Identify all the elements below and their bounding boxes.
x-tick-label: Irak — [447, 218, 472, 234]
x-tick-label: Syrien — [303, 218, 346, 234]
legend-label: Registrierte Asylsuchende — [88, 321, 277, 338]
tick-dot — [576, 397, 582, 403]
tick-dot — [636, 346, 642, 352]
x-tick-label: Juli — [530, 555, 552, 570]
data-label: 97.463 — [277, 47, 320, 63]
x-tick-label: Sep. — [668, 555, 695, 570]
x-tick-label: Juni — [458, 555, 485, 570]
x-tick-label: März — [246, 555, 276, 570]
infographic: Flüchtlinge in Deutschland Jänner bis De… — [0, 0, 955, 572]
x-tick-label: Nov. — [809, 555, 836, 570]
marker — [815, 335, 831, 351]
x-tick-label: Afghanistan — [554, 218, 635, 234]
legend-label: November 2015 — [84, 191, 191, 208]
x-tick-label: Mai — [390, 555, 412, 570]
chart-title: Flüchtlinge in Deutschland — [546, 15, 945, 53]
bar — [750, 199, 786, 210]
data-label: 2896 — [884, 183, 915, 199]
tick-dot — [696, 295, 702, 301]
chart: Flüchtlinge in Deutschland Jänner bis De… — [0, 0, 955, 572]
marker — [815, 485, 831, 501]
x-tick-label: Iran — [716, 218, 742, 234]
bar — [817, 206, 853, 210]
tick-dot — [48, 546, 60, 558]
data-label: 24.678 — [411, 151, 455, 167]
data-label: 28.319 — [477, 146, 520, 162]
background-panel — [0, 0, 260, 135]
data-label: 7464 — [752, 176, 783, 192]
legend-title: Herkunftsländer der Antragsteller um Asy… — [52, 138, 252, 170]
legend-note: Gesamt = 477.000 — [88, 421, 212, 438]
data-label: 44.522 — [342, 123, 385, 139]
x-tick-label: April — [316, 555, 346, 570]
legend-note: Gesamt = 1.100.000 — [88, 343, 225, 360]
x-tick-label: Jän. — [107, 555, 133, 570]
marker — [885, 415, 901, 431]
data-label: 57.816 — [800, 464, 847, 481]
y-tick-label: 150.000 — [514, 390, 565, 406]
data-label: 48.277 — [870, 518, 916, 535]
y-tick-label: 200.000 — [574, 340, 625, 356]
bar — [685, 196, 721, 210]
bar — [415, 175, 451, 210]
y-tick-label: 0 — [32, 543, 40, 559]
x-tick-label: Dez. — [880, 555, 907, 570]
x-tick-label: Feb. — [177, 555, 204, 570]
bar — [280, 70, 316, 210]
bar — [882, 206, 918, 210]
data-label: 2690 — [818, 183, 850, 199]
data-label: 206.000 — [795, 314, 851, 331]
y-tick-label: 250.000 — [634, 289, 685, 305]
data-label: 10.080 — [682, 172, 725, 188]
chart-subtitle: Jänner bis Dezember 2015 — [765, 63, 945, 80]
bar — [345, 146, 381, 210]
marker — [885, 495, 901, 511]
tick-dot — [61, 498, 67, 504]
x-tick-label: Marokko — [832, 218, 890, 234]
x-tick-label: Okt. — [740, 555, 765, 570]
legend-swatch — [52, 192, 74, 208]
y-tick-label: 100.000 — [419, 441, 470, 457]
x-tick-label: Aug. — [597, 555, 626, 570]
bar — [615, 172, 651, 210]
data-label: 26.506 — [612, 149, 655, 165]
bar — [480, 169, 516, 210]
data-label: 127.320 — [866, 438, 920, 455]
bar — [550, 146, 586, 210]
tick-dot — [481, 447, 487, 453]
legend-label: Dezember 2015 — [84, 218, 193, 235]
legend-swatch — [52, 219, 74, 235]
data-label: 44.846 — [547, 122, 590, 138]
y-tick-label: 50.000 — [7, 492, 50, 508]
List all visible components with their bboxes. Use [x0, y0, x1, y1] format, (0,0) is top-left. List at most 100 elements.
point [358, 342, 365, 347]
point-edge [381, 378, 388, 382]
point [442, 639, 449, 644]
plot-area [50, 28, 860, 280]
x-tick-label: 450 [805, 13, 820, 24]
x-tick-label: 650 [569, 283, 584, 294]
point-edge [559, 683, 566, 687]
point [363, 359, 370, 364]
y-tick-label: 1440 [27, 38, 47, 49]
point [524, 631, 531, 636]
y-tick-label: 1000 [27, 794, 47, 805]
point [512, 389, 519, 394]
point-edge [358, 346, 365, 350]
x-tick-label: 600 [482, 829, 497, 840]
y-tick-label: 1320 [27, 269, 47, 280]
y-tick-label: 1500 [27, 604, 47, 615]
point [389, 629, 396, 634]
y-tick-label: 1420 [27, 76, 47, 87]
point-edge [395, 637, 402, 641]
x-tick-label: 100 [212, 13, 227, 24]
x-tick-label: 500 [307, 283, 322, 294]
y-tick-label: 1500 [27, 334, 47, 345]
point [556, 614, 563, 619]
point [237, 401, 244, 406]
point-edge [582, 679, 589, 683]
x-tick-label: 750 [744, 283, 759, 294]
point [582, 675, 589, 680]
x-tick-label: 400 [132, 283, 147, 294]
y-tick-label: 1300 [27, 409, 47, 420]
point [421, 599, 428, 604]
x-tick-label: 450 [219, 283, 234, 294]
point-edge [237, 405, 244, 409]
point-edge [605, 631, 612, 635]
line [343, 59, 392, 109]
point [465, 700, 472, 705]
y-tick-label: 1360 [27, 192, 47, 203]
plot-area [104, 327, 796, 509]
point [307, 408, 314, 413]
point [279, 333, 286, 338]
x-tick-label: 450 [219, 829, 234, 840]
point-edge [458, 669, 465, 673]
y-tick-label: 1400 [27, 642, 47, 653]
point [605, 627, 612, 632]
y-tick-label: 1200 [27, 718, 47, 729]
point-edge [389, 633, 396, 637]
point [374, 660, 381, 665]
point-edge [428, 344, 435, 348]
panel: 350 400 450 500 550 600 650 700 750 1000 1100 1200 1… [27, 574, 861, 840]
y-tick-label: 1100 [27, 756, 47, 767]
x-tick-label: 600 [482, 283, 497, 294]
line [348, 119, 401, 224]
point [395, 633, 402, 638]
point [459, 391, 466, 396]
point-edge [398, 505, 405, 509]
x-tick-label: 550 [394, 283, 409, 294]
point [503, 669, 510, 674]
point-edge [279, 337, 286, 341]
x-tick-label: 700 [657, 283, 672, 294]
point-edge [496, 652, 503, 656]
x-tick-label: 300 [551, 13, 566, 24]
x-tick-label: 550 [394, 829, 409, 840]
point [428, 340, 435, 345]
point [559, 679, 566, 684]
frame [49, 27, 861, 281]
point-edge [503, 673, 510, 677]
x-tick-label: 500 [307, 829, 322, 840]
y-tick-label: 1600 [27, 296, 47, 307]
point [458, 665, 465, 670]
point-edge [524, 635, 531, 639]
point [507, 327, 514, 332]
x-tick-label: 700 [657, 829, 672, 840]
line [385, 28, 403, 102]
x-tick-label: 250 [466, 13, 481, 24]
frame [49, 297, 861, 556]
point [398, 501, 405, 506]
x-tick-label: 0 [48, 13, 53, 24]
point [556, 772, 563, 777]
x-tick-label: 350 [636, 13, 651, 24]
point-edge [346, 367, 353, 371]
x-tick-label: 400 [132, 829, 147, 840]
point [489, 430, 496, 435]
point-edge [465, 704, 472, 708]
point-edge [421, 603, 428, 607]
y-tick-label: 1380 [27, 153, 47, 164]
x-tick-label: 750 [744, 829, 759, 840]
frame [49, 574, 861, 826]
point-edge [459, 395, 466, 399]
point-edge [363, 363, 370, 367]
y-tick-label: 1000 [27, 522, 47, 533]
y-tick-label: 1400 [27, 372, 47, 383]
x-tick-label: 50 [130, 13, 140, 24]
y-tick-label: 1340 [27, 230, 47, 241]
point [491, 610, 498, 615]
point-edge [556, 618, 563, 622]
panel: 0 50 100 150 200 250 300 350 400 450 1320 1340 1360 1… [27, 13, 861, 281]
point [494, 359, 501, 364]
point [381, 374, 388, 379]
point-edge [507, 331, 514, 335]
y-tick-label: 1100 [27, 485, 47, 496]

————————

SHORT PROBLEM:
Put everything from the start of the records down to the line containing "legend-title: Herkunftsländer der", both ends included, into a numbered list, leaving out any blank lines.

ANSWER TO THIS TASK:
1. Identify all the elements below and their bounding boxes.
2. x-tick-label: Irak — [447, 218, 472, 234]
3. x-tick-label: Syrien — [303, 218, 346, 234]
4. legend-label: Registrierte Asylsuchende — [88, 321, 277, 338]
5. tick-dot — [576, 397, 582, 403]
6. tick-dot — [636, 346, 642, 352]
7. x-tick-label: Juli — [530, 555, 552, 570]
8. data-label: 97.463 — [277, 47, 320, 63]
9. x-tick-label: Sep. — [668, 555, 695, 570]
10. x-tick-label: Juni — [458, 555, 485, 570]
11. x-tick-label: März — [246, 555, 276, 570]
12. infographic: Flüchtlinge in Deutschland Jänner bis De… — [0, 0, 955, 572]
13. x-tick-label: Nov. — [809, 555, 836, 570]
14. marker — [815, 335, 831, 351]
15. x-tick-label: Afghanistan — [554, 218, 635, 234]
16. legend-label: November 2015 — [84, 191, 191, 208]
17. x-tick-label: Mai — [390, 555, 412, 570]
18. chart-title: Flüchtlinge in Deutschland — [546, 15, 945, 53]
19. bar — [750, 199, 786, 210]
20. data-label: 2896 — [884, 183, 915, 199]
21. tick-dot — [696, 295, 702, 301]
22. chart: Flüchtlinge in Deutschland Jänner bis De… — [0, 0, 955, 572]
23. marker — [815, 485, 831, 501]
24. x-tick-label: Iran — [716, 218, 742, 234]
25. bar — [817, 206, 853, 210]
26. tick-dot — [48, 546, 60, 558]
27. data-label: 24.678 — [411, 151, 455, 167]
28. data-label: 28.319 — [477, 146, 520, 162]
29. background-panel — [0, 0, 260, 135]
30. data-label: 7464 — [752, 176, 783, 192]
31. legend-title: Herkunftsländer der Antragsteller um Asy… — [52, 138, 252, 170]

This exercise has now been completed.